» **Problem to solve**:
Leave out the images; return the rest of the data exactly.

Extracted data entries:
## Start

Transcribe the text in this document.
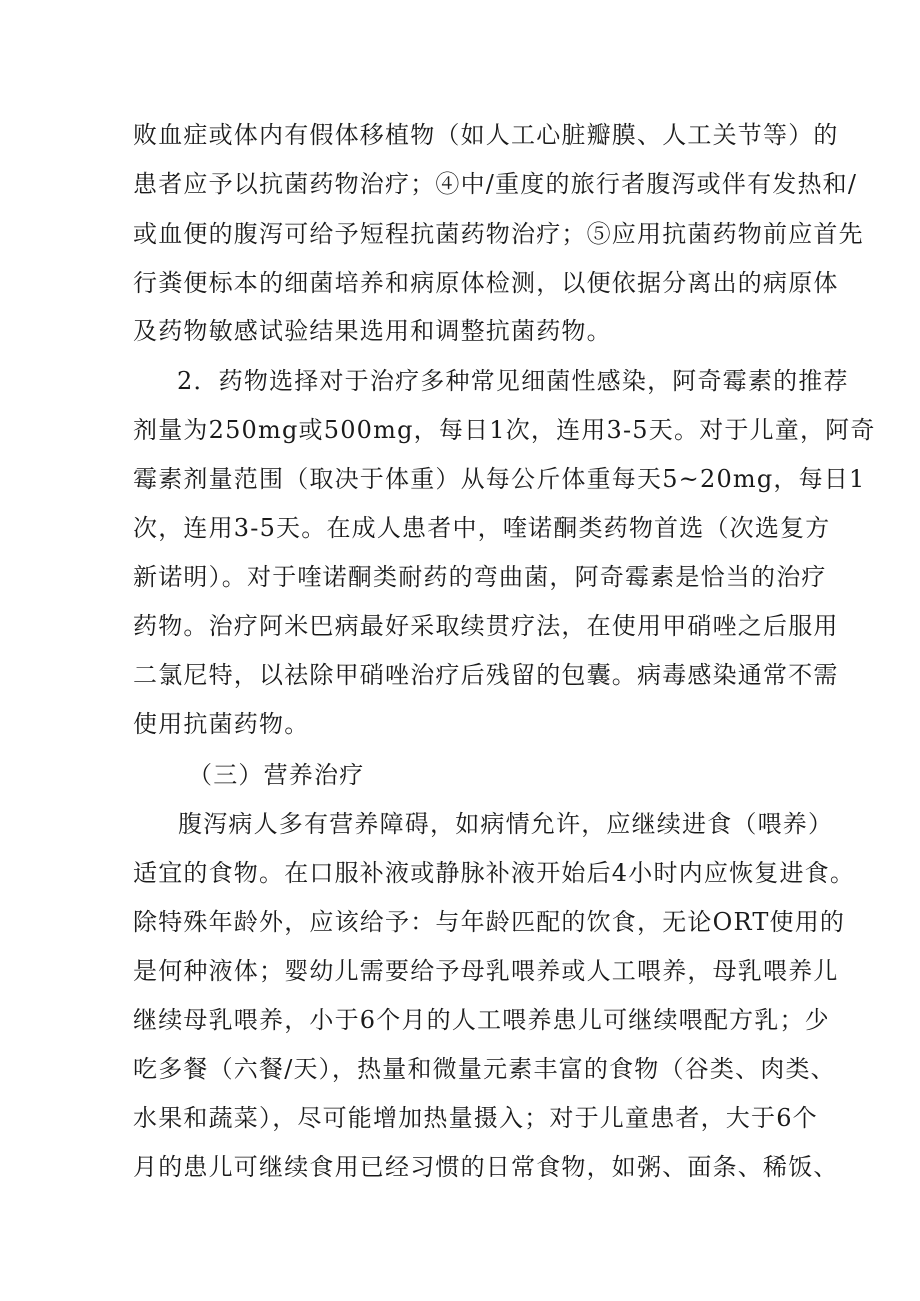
败血症或体内有假体移植物（如人工心脏瓣膜、人工关节等）的
患者应予以抗菌药物治疗；④中/重度的旅行者腹泻或伴有发热和/
或血便的腹泻可给予短程抗菌药物治疗；⑤应用抗菌药物前应首先
行粪便标本的细菌培养和病原体检测，以便依据分离出的病原体
及药物敏感试验结果选用和调整抗菌药物。
2．药物选择对于治疗多种常见细菌性感染，阿奇霉素的推荐
剂量为250mg或500mg，每日1次，连用3-5天。对于儿童，阿奇
霉素剂量范围（取决于体重）从每公斤体重每天5~20mg，每日1
次，连用3-5天。在成人患者中，喹诺酮类药物首选（次选复方
新诺明）。对于喹诺酮类耐药的弯曲菌，阿奇霉素是恰当的治疗
药物。治疗阿米巴病最好采取续贯疗法，在使用甲硝唑之后服用
二氯尼特，以祛除甲硝唑治疗后残留的包囊。病毒感染通常不需
使用抗菌药物。
（三）营养治疗
腹泻病人多有营养障碍，如病情允许，应继续进食（喂养）
适宜的食物。在口服补液或静脉补液开始后4小时内应恢复进食。
除特殊年龄外，应该给予：与年龄匹配的饮食，无论ORT使用的
是何种液体；婴幼儿需要给予母乳喂养或人工喂养，母乳喂养儿
继续母乳喂养，小于6个月的人工喂养患儿可继续喂配方乳；少
吃多餐（六餐/天），热量和微量元素丰富的食物（谷类、肉类、
水果和蔬菜），尽可能增加热量摄入；对于儿童患者，大于6个
月的患儿可继续食用已经习惯的日常食物，如粥、面条、稀饭、
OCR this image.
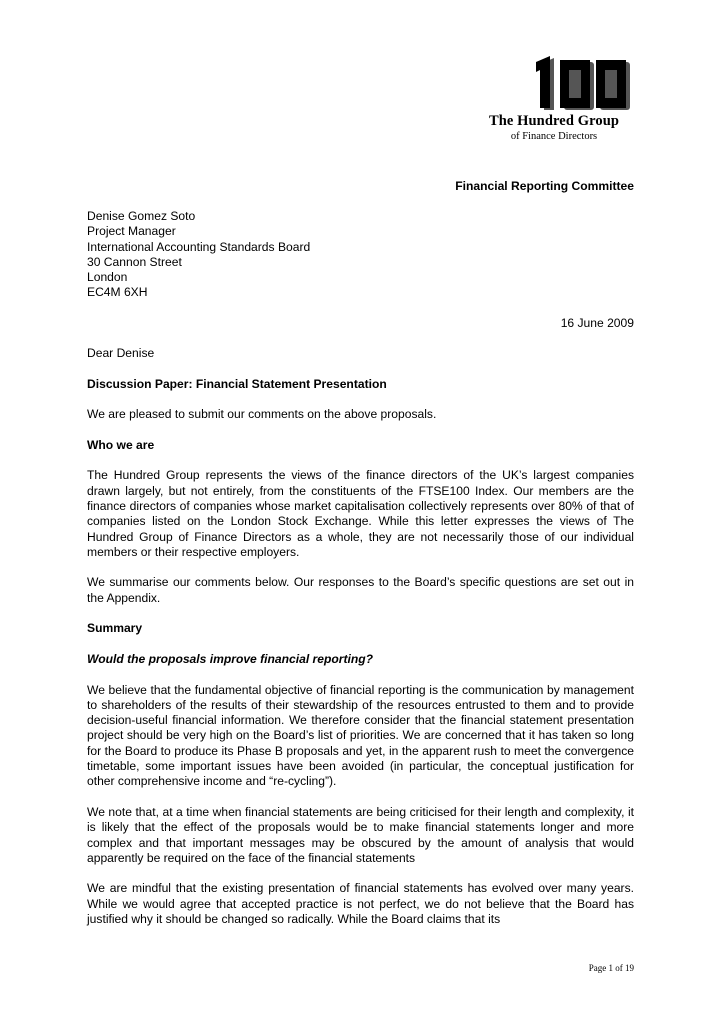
The Hundred Group
of Finance Directors
Financial Reporting Committee
Denise Gomez Soto
Project Manager
International Accounting Standards Board
30 Cannon Street
London
EC4M 6XH
16 June 2009

Dear Denise

Discussion Paper: Financial Statement Presentation

We are pleased to submit our comments on the above proposals.

Who we are

The Hundred Group represents the views of the finance directors of the UK’s largest companies drawn largely, but not entirely, from the constituents of the FTSE100 Index. Our members are the finance directors of companies whose market capitalisation collectively represents over 80% of that of companies listed on the London Stock Exchange. While this letter expresses the views of The Hundred Group of Finance Directors as a whole, they are not necessarily those of our individual members or their respective employers.

We summarise our comments below. Our responses to the Board’s specific questions are set out in the Appendix.

Summary

Would the proposals improve financial reporting?

We believe that the fundamental objective of financial reporting is the communication by management to shareholders of the results of their stewardship of the resources entrusted to them and to provide decision-useful financial information. We therefore consider that the financial statement presentation project should be very high on the Board’s list of priorities. We are concerned that it has taken so long for the Board to produce its Phase B proposals and yet, in the apparent rush to meet the convergence timetable, some important issues have been avoided (in particular, the conceptual justification for other comprehensive income and “re-cycling”).

We note that, at a time when financial statements are being criticised for their length and complexity, it is likely that the effect of the proposals would be to make financial statements longer and more complex and that important messages may be obscured by the amount of analysis that would apparently be required on the face of the financial statements

We are mindful that the existing presentation of financial statements has evolved over many years. While we would agree that accepted practice is not perfect, we do not believe that the Board has justified why it should be changed so radically. While the Board claims that its

Page 1 of 19
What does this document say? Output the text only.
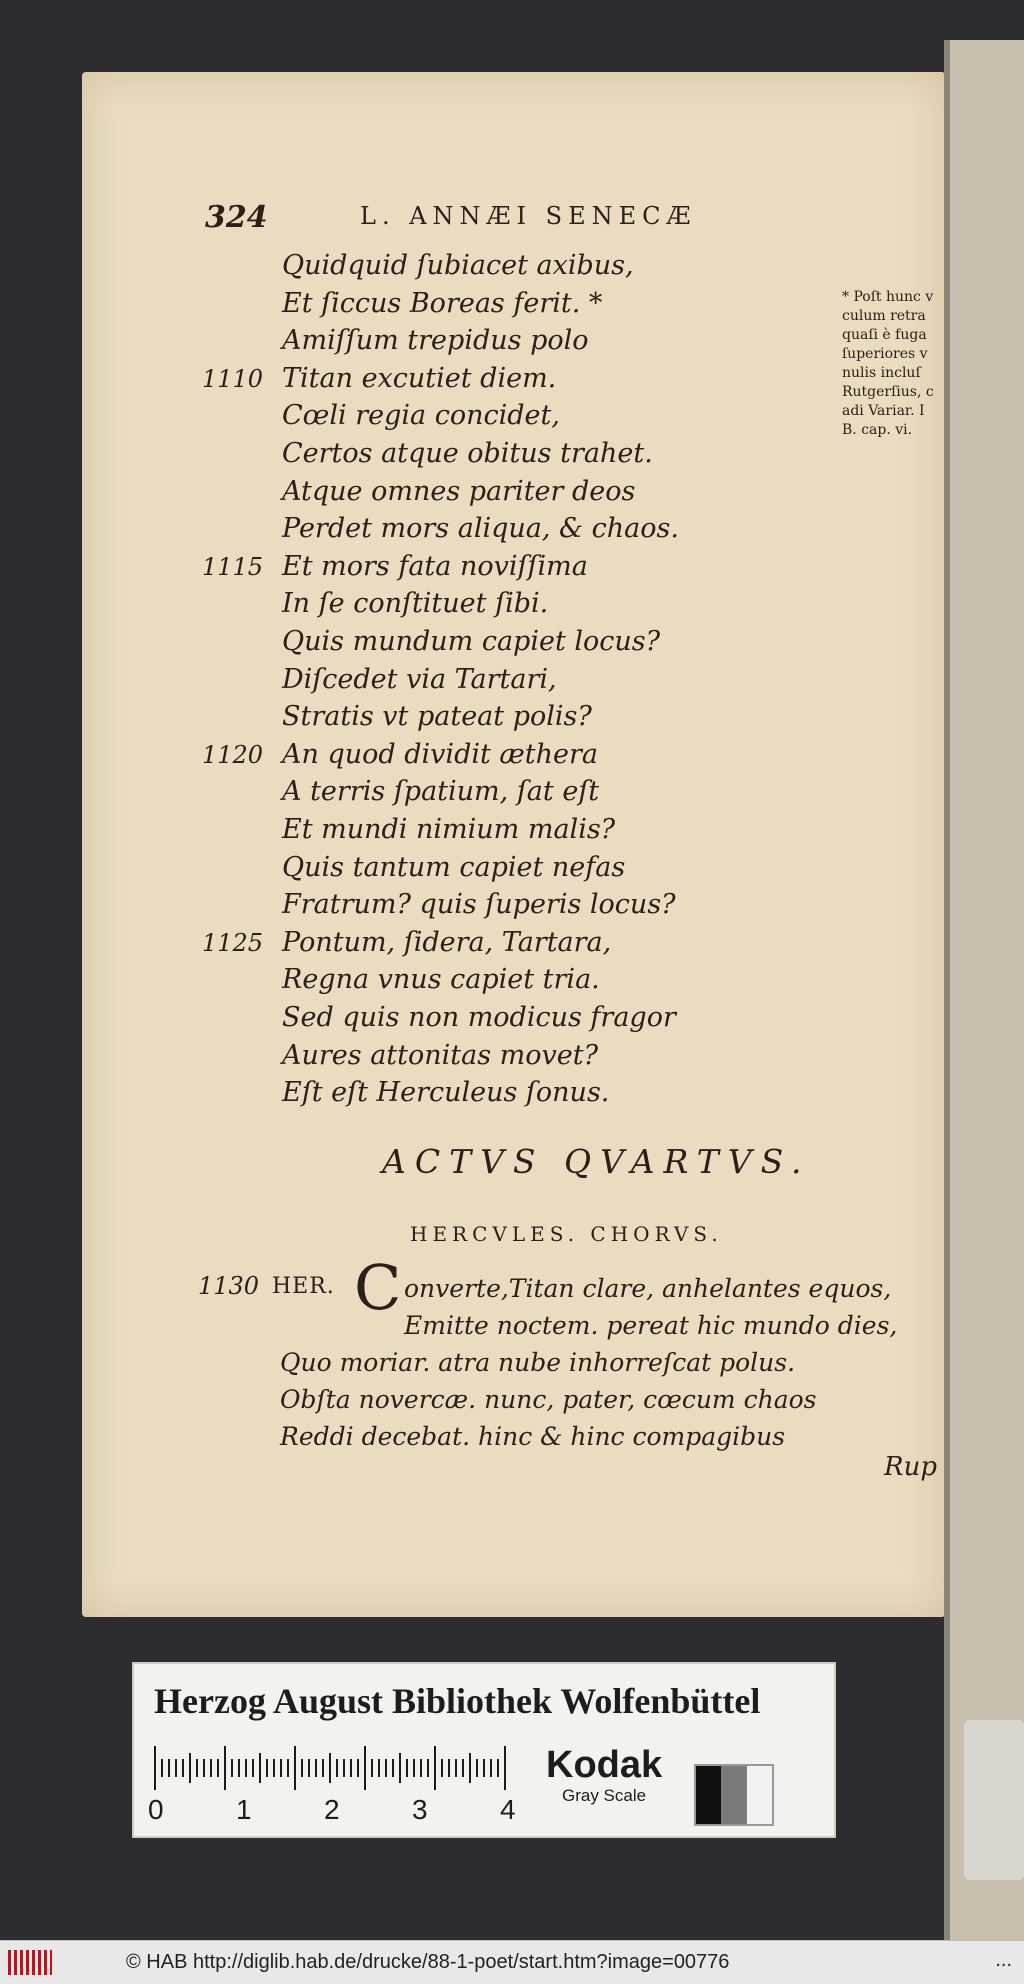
324	L. ANNÆI SENECÆ
Quidquid ſubiacet axibus,
Et ſiccus Boreas ferit. *
Amiſſum trepidus polo
1110 Titan excutiet diem.
Cœli regia concidet,
Certos atque obitus trahet.
Atque omnes pariter deos
Perdet mors aliqua, & chaos.
1115 Et mors fata noviſſima
In ſe conſtituet ſibi.
Quis mundum capiet locus?
Diſcedet via Tartari,
Stratis vt pateat polis?
1120 An quod dividit æthera
A terris ſpatium, ſat eſt
Et mundi nimium malis?
Quis tantum capiet nefas
Fratrum? quis ſuperis locus?
1125 Pontum, ſidera, Tartara,
Regna vnus capiet tria.
Sed quis non modicus fragor
Aures attonitas movet?
Eſt eſt Herculeus ſonus.
ACTVS QVARTVS.
HERCVLES. CHORVS.
1130 HER. C onverte,Titan clare, anhelantes equos,
Emitte noctem. pereat hic mundo dies,
Quo moriar. atra nube inhorreſcat polus.
Obſta novercæ. nunc, pater, cœcum chaos
Reddi decebat. hinc & hinc compagibus
* Poſt hunc v
culum retra
quaſi è fuga
ſuperiores v
nulis incluſ
Rutgerſius, c
adi Variar. I
B. cap. vi.
Rup
Herzog August Bibliothek Wolfenbüttel
0	1	2	3	4
Kodak
Gray Scale
© HAB http://diglib.hab.de/drucke/88-1-poet/start.htm?image=00776	...
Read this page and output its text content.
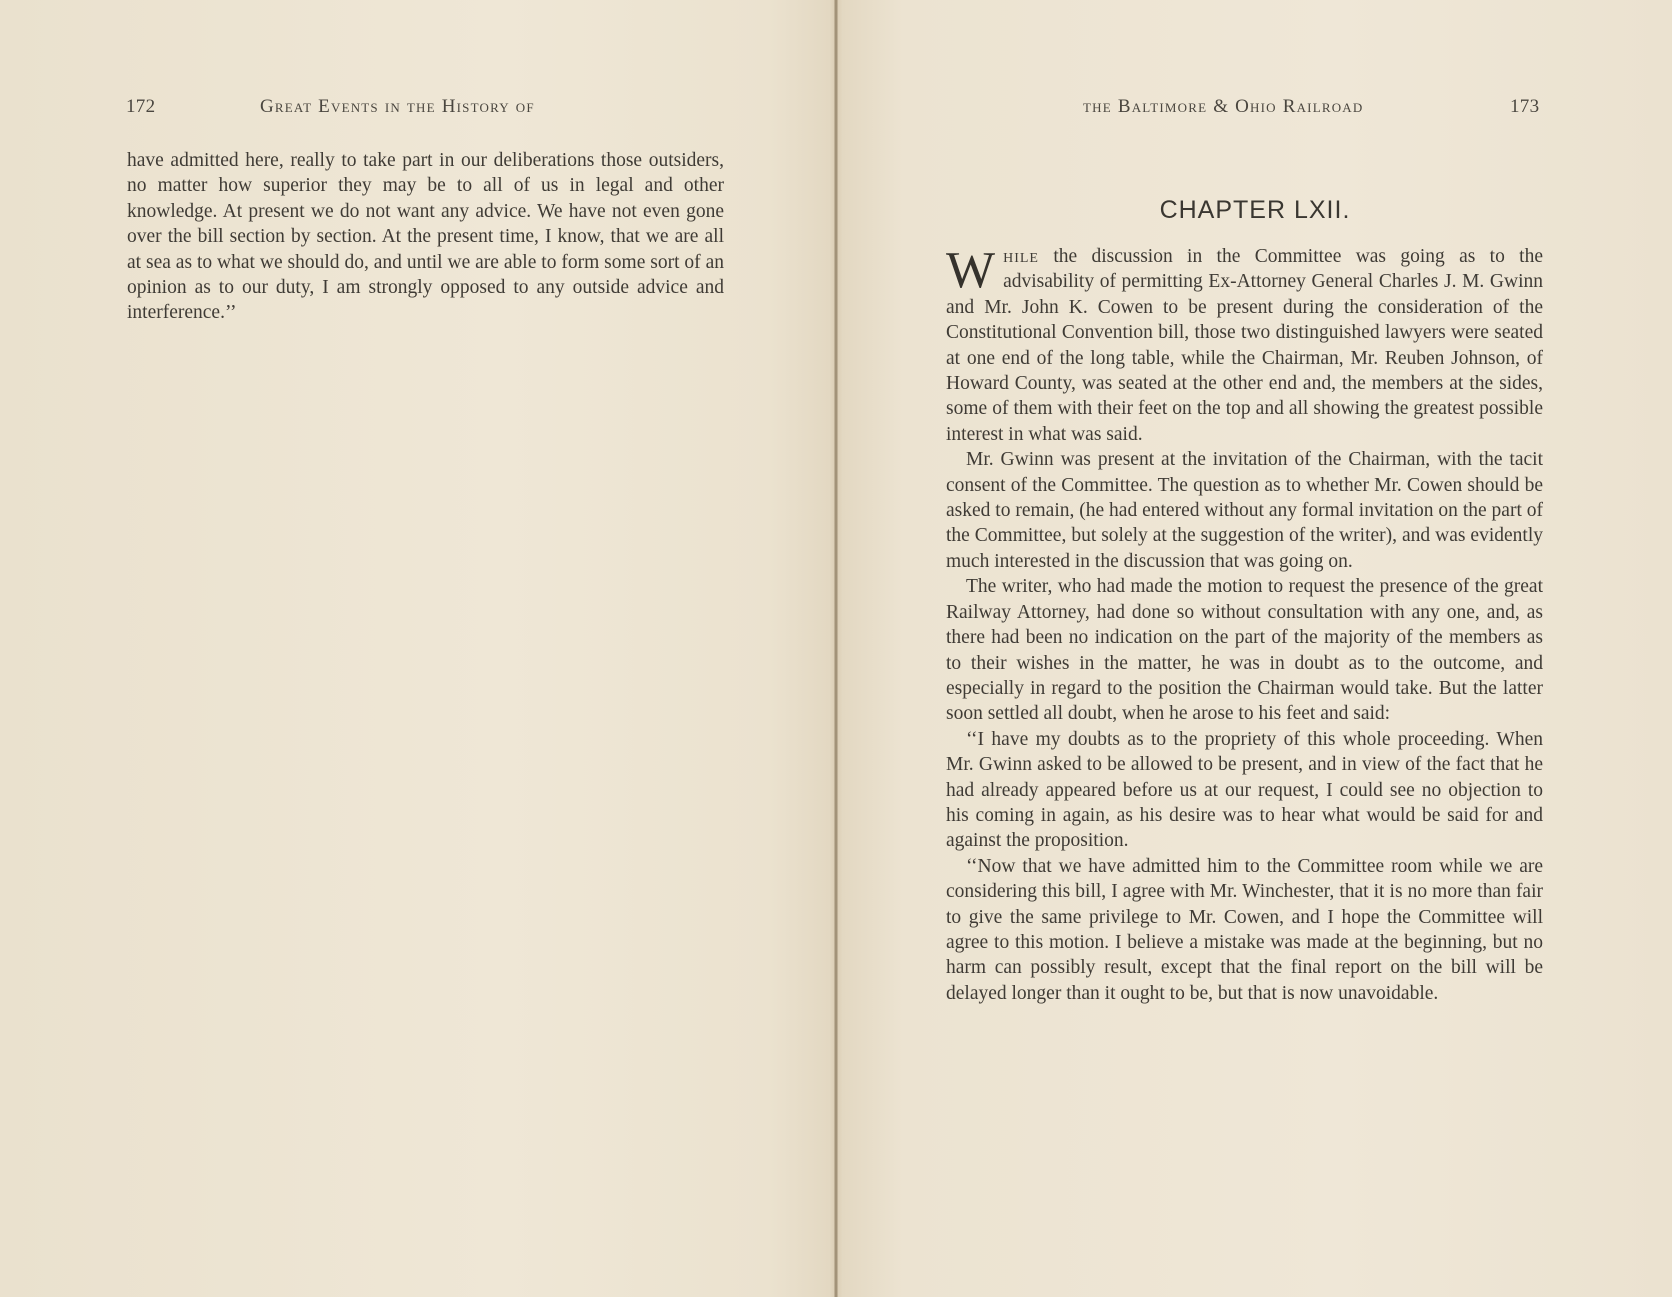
172	Great Events in the History of

have admitted here, really to take part in our deliberations those outsiders, no matter how superior they may be to all of us in legal and other knowledge. At present we do not want any advice. We have not even gone over the bill section by section. At the present time, I know, that we are all at sea as to what we should do, and until we are able to form some sort of an opinion as to our duty, I am strongly opposed to any outside advice and interference.’’

the Baltimore & Ohio Railroad	173
CHAPTER LXII.

While the discussion in the Committee was going as to the advisability of permitting Ex-Attorney General Charles J. M. Gwinn and Mr. John K. Cowen to be present during the consideration of the Constitutional Convention bill, those two distinguished lawyers were seated at one end of the long table, while the Chairman, Mr. Reuben Johnson, of Howard County, was seated at the other end and, the members at the sides, some of them with their feet on the top and all showing the greatest possible interest in what was said.

Mr. Gwinn was present at the invitation of the Chairman, with the tacit consent of the Committee. The question as to whether Mr. Cowen should be asked to remain, (he had entered without any formal invitation on the part of the Committee, but solely at the suggestion of the writer), and was evidently much interested in the discussion that was going on.

The writer, who had made the motion to request the presence of the great Railway Attorney, had done so without consultation with any one, and, as there had been no indication on the part of the majority of the members as to their wishes in the matter, he was in doubt as to the outcome, and especially in regard to the position the Chairman would take. But the latter soon settled all doubt, when he arose to his feet and said:

‘‘I have my doubts as to the propriety of this whole proceeding. When Mr. Gwinn asked to be allowed to be present, and in view of the fact that he had already appeared before us at our request, I could see no objection to his coming in again, as his desire was to hear what would be said for and against the proposition.

‘‘Now that we have admitted him to the Committee room while we are considering this bill, I agree with Mr. Winchester, that it is no more than fair to give the same privilege to Mr. Cowen, and I hope the Committee will agree to this motion. I believe a mistake was made at the beginning, but no harm can possibly result, except that the final report on the bill will be delayed longer than it ought to be, but that is now unavoidable.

## End

» **Response**:
Transcribe the text in this document.
败血症或体内有假体移植物（如人工心脏瓣膜、人工关节等）的
患者应予以抗菌药物治疗；④中/重度的旅行者腹泻或伴有发热和/
或血便的腹泻可给予短程抗菌药物治疗；⑤应用抗菌药物前应首先
行粪便标本的细菌培养和病原体检测，以便依据分离出的病原体
及药物敏感试验结果选用和调整抗菌药物。
2．药物选择对于治疗多种常见细菌性感染，阿奇霉素的推荐
剂量为250mg或500mg，每日1次，连用3-5天。对于儿童，阿奇
霉素剂量范围（取决于体重）从每公斤体重每天5~20mg，每日1
次，连用3-5天。在成人患者中，喹诺酮类药物首选（次选复方
新诺明）。对于喹诺酮类耐药的弯曲菌，阿奇霉素是恰当的治疗
药物。治疗阿米巴病最好采取续贯疗法，在使用甲硝唑之后服用
二氯尼特，以祛除甲硝唑治疗后残留的包囊。病毒感染通常不需
使用抗菌药物。
（三）营养治疗
腹泻病人多有营养障碍，如病情允许，应继续进食（喂养）
适宜的食物。在口服补液或静脉补液开始后4小时内应恢复进食。
除特殊年龄外，应该给予：与年龄匹配的饮食，无论ORT使用的
是何种液体；婴幼儿需要给予母乳喂养或人工喂养，母乳喂养儿
继续母乳喂养，小于6个月的人工喂养患儿可继续喂配方乳；少
吃多餐（六餐/天），热量和微量元素丰富的食物（谷类、肉类、
水果和蔬菜），尽可能增加热量摄入；对于儿童患者，大于6个
月的患儿可继续食用已经习惯的日常食物，如粥、面条、稀饭、
OCR this image.
The Hundred Group
of Finance Directors
Financial Reporting Committee
Denise Gomez Soto
Project Manager
International Accounting Standards Board
30 Cannon Street
London
EC4M 6XH
16 June 2009

Dear Denise

Discussion Paper: Financial Statement Presentation

We are pleased to submit our comments on the above proposals.

Who we are

The Hundred Group represents the views of the finance directors of the UK’s largest companies drawn largely, but not entirely, from the constituents of the FTSE100 Index. Our members are the finance directors of companies whose market capitalisation collectively represents over 80% of that of companies listed on the London Stock Exchange. While this letter expresses the views of The Hundred Group of Finance Directors as a whole, they are not necessarily those of our individual members or their respective employers.

We summarise our comments below. Our responses to the Board’s specific questions are set out in the Appendix.

Summary

Would the proposals improve financial reporting?

We believe that the fundamental objective of financial reporting is the communication by management to shareholders of the results of their stewardship of the resources entrusted to them and to provide decision-useful financial information. We therefore consider that the financial statement presentation project should be very high on the Board’s list of priorities. We are concerned that it has taken so long for the Board to produce its Phase B proposals and yet, in the apparent rush to meet the convergence timetable, some important issues have been avoided (in particular, the conceptual justification for other comprehensive income and “re-cycling”).

We note that, at a time when financial statements are being criticised for their length and complexity, it is likely that the effect of the proposals would be to make financial statements longer and more complex and that important messages may be obscured by the amount of analysis that would apparently be required on the face of the financial statements

We are mindful that the existing presentation of financial statements has evolved over many years. While we would agree that accepted practice is not perfect, we do not believe that the Board has justified why it should be changed so radically. While the Board claims that its

Page 1 of 19
What does this document say? Output the text only.
324	L. ANNÆI SENECÆ
Quidquid ſubiacet axibus,
Et ſiccus Boreas ferit. *
Amiſſum trepidus polo
1110 Titan excutiet diem.
Cœli regia concidet,
Certos atque obitus trahet.
Atque omnes pariter deos
Perdet mors aliqua, & chaos.
1115 Et mors fata noviſſima
In ſe conſtituet ſibi.
Quis mundum capiet locus?
Diſcedet via Tartari,
Stratis vt pateat polis?
1120 An quod dividit æthera
A terris ſpatium, ſat eſt
Et mundi nimium malis?
Quis tantum capiet nefas
Fratrum? quis ſuperis locus?
1125 Pontum, ſidera, Tartara,
Regna vnus capiet tria.
Sed quis non modicus fragor
Aures attonitas movet?
Eſt eſt Herculeus ſonus.
ACTVS QVARTVS.
HERCVLES. CHORVS.
1130 HER. C onverte,Titan clare, anhelantes equos,
Emitte noctem. pereat hic mundo dies,
Quo moriar. atra nube inhorreſcat polus.
Obſta novercæ. nunc, pater, cœcum chaos
Reddi decebat. hinc & hinc compagibus
* Poſt hunc v
culum retra
quaſi è fuga
ſuperiores v
nulis incluſ
Rutgerſius, c
adi Variar. I
B. cap. vi.
Rup
Herzog August Bibliothek Wolfenbüttel
0	1	2	3	4
Kodak
Gray Scale
© HAB http://diglib.hab.de/drucke/88-1-poet/start.htm?image=00776	...
Read this page and output its text content.
172	Great Events in the History of

have admitted here, really to take part in our deliberations those outsiders, no matter how superior they may be to all of us in legal and other knowledge. At present we do not want any advice. We have not even gone over the bill section by section. At the present time, I know, that we are all at sea as to what we should do, and until we are able to form some sort of an opinion as to our duty, I am strongly opposed to any outside advice and interference.’’

the Baltimore & Ohio Railroad	173
CHAPTER LXII.

While the discussion in the Committee was going as to the advisability of permitting Ex-Attorney General Charles J. M. Gwinn and Mr. John K. Cowen to be present during the consideration of the Constitutional Convention bill, those two distinguished lawyers were seated at one end of the long table, while the Chairman, Mr. Reuben Johnson, of Howard County, was seated at the other end and, the members at the sides, some of them with their feet on the top and all showing the greatest possible interest in what was said.

Mr. Gwinn was present at the invitation of the Chairman, with the tacit consent of the Committee. The question as to whether Mr. Cowen should be asked to remain, (he had entered without any formal invitation on the part of the Committee, but solely at the suggestion of the writer), and was evidently much interested in the discussion that was going on.

The writer, who had made the motion to request the presence of the great Railway Attorney, had done so without consultation with any one, and, as there had been no indication on the part of the majority of the members as to their wishes in the matter, he was in doubt as to the outcome, and especially in regard to the position the Chairman would take. But the latter soon settled all doubt, when he arose to his feet and said:

‘‘I have my doubts as to the propriety of this whole proceeding. When Mr. Gwinn asked to be allowed to be present, and in view of the fact that he had already appeared before us at our request, I could see no objection to his coming in again, as his desire was to hear what would be said for and against the proposition.

‘‘Now that we have admitted him to the Committee room while we are considering this bill, I agree with Mr. Winchester, that it is no more than fair to give the same privilege to Mr. Cowen, and I hope the Committee will agree to this motion. I believe a mistake was made at the beginning, but no harm can possibly result, except that the final report on the bill will be delayed longer than it ought to be, but that is now unavoidable.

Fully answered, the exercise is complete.